_YOUR INSTRUCTIONS_
Each line of the listing must be transcribed exactly, except for the images, which should be excluded.

Data items:
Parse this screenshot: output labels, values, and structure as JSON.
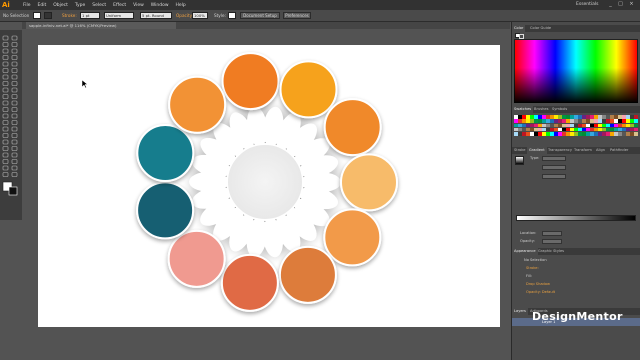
{
  "app": {
    "logo": "Ai",
    "menu": [
      "File",
      "Edit",
      "Object",
      "Type",
      "Select",
      "Effect",
      "View",
      "Window",
      "Help"
    ],
    "workspace": "Essentials",
    "window_controls": [
      "_",
      "□",
      "×"
    ]
  },
  "controlbar": {
    "selection_label": "No Selection",
    "stroke_label": "Stroke:",
    "stroke_weight": "1 pt",
    "stroke_profile": "Uniform",
    "brush": "5 pt. Round",
    "opacity_label": "Opacity:",
    "opacity_value": "100%",
    "style_label": "Style:",
    "document_setup_button": "Document Setup",
    "preferences_button": "Preferences"
  },
  "document": {
    "tab_label": "sapple-infiniv-net.ai* @ 116% (CMYK/Preview)"
  },
  "panels": {
    "color_tabs": [
      "Color",
      "Color Guide"
    ],
    "swatches_tabs": [
      "Swatches",
      "Brushes",
      "Symbols"
    ],
    "gradient_tabs": [
      "Stroke",
      "Gradient",
      "Transparency",
      "Transform",
      "Align",
      "Pathfinder"
    ],
    "gradient_type_label": "Type:",
    "gradient_fields": [
      "Location:",
      "Opacity:"
    ],
    "appearance_tabs": [
      "Appearance",
      "Graphic Styles"
    ],
    "appearance_title": "No Selection",
    "appearance_rows": [
      "Stroke:",
      "Fill:",
      "Drop Shadow",
      "Opacity: Default"
    ],
    "layers_tabs": [
      "Layers",
      "Artboards"
    ],
    "layer_name": "Layer 1"
  },
  "colors": {
    "accent": "#ff9a00",
    "circles": [
      "#f07b24",
      "#f6a21b",
      "#f0892b",
      "#f7bb6a",
      "#f29a4a",
      "#dd7b3a",
      "#e06a45",
      "#f09a90",
      "#165e72",
      "#177d8d",
      "#f29235"
    ]
  },
  "watermark": "DesignMentor"
}
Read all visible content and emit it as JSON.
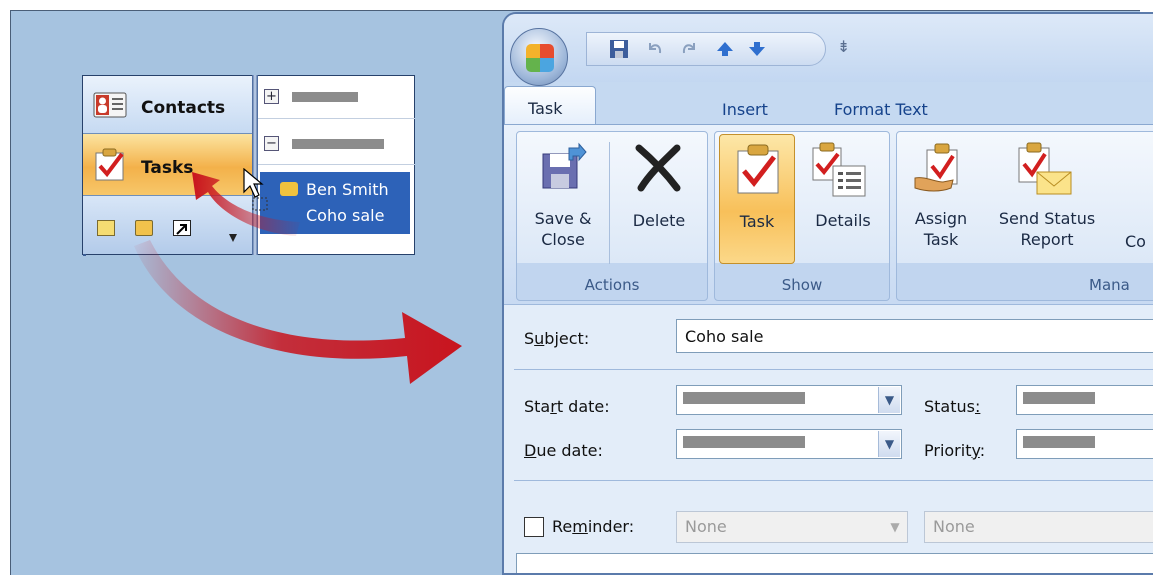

_CORRECT OUTPUT_
Parse this screenshot: output labels, values, and structure as JSON.
{
  "app": {
    "logo": "Ai",
    "menu": [
      "File",
      "Edit",
      "Object",
      "Type",
      "Select",
      "Effect",
      "View",
      "Window",
      "Help"
    ],
    "workspace": "Essentials",
    "window_controls": [
      "_",
      "□",
      "×"
    ]
  },
  "controlbar": {
    "selection_label": "No Selection",
    "stroke_label": "Stroke:",
    "stroke_weight": "1 pt",
    "stroke_profile": "Uniform",
    "brush": "5 pt. Round",
    "opacity_label": "Opacity:",
    "opacity_value": "100%",
    "style_label": "Style:",
    "document_setup_button": "Document Setup",
    "preferences_button": "Preferences"
  },
  "document": {
    "tab_label": "sapple-infiniv-net.ai* @ 116% (CMYK/Preview)"
  },
  "panels": {
    "color_tabs": [
      "Color",
      "Color Guide"
    ],
    "swatches_tabs": [
      "Swatches",
      "Brushes",
      "Symbols"
    ],
    "gradient_tabs": [
      "Stroke",
      "Gradient",
      "Transparency",
      "Transform",
      "Align",
      "Pathfinder"
    ],
    "gradient_type_label": "Type:",
    "gradient_fields": [
      "Location:",
      "Opacity:"
    ],
    "appearance_tabs": [
      "Appearance",
      "Graphic Styles"
    ],
    "appearance_title": "No Selection",
    "appearance_rows": [
      "Stroke:",
      "Fill:",
      "Drop Shadow",
      "Opacity: Default"
    ],
    "layers_tabs": [
      "Layers",
      "Artboards"
    ],
    "layer_name": "Layer 1"
  },
  "colors": {
    "accent": "#ff9a00",
    "circles": [
      "#f07b24",
      "#f6a21b",
      "#f0892b",
      "#f7bb6a",
      "#f29a4a",
      "#dd7b3a",
      "#e06a45",
      "#f09a90",
      "#165e72",
      "#177d8d",
      "#f29235"
    ]
  },
  "watermark": "DesignMentor"
}
Read all visible content and emit it as JSON.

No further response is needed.